Pictures within the data are to be left out; everything else must be reproduced exactly.

---------- Dataset content ----------

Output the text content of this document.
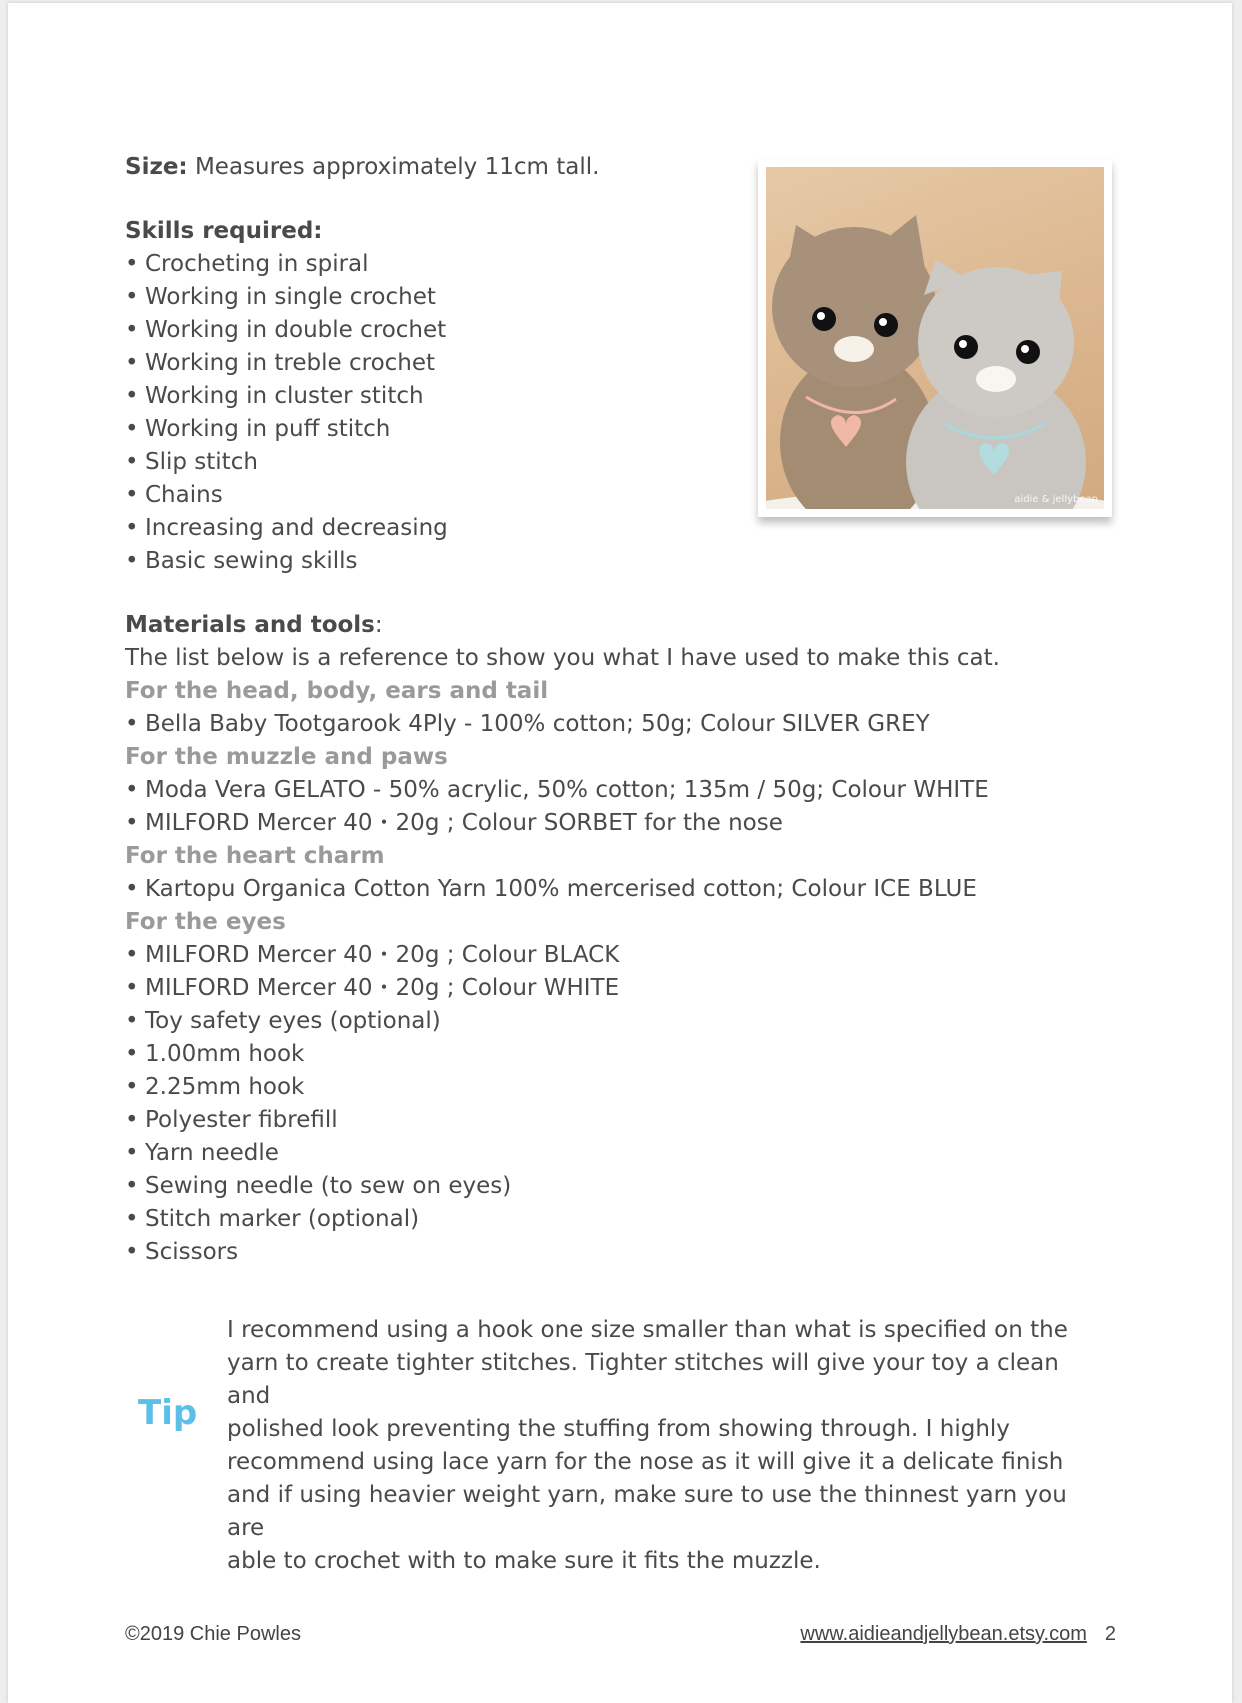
Size: Measures approximately 11cm tall.
Skills required:
• Crocheting in spiral
• Working in single crochet
• Working in double crochet
• Working in treble crochet
• Working in cluster stitch
• Working in puff stitch
• Slip stitch
• Chains
• Increasing and decreasing
• Basic sewing skills
Materials and tools:
The list below is a reference to show you what I have used to make this cat.
For the head, body, ears and tail
• Bella Baby Tootgarook 4Ply - 100% cotton; 50g; Colour SILVER GREY
For the muzzle and paws
• Moda Vera GELATO - 50% acrylic, 50% cotton; 135m / 50g; Colour WHITE
• MILFORD Mercer 40・20g ; Colour SORBET for the nose
For the heart charm
• Kartopu Organica Cotton Yarn 100% mercerised cotton; Colour ICE BLUE
For the eyes
• MILFORD Mercer 40・20g ; Colour BLACK
• MILFORD Mercer 40・20g ; Colour WHITE
• Toy safety eyes (optional)
• 1.00mm hook
• 2.25mm hook
• Polyester fibrefill
• Yarn needle
• Sewing needle (to sew on eyes)
• Stitch marker (optional)
• Scissors
aidie & jellybean
Tip
I recommend using a hook one size smaller than what is specified on the
yarn to create tighter stitches. Tighter stitches will give your toy a clean and
polished look preventing the stuffing from showing through. I highly
recommend using lace yarn for the nose as it will give it a delicate finish
and if using heavier weight yarn, make sure to use the thinnest yarn you are
able to crochet with to make sure it fits the muzzle.
©2019 Chie Powles	www.aidieandjellybean.etsy.com 2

----------

## Answer to this task
Output the text content of this document.
Size: Measures approximately 11cm tall.
Skills required:
• Crocheting in spiral
• Working in single crochet
• Working in double crochet
• Working in treble crochet
• Working in cluster stitch
• Working in puff stitch
• Slip stitch
• Chains
• Increasing and decreasing
• Basic sewing skills
Materials and tools:
The list below is a reference to show you what I have used to make this cat.
For the head, body, ears and tail
• Bella Baby Tootgarook 4Ply - 100% cotton; 50g; Colour SILVER GREY
For the muzzle and paws
• Moda Vera GELATO - 50% acrylic, 50% cotton; 135m / 50g; Colour WHITE
• MILFORD Mercer 40・20g ; Colour SORBET for the nose
For the heart charm
• Kartopu Organica Cotton Yarn 100% mercerised cotton; Colour ICE BLUE
For the eyes
• MILFORD Mercer 40・20g ; Colour BLACK
• MILFORD Mercer 40・20g ; Colour WHITE
• Toy safety eyes (optional)
• 1.00mm hook
• 2.25mm hook
• Polyester fibrefill
• Yarn needle
• Sewing needle (to sew on eyes)
• Stitch marker (optional)
• Scissors
aidie & jellybean
Tip
I recommend using a hook one size smaller than what is specified on the
yarn to create tighter stitches. Tighter stitches will give your toy a clean and
polished look preventing the stuffing from showing through. I highly
recommend using lace yarn for the nose as it will give it a delicate finish
and if using heavier weight yarn, make sure to use the thinnest yarn you are
able to crochet with to make sure it fits the muzzle.
©2019 Chie Powles	www.aidieandjellybean.etsy.com 2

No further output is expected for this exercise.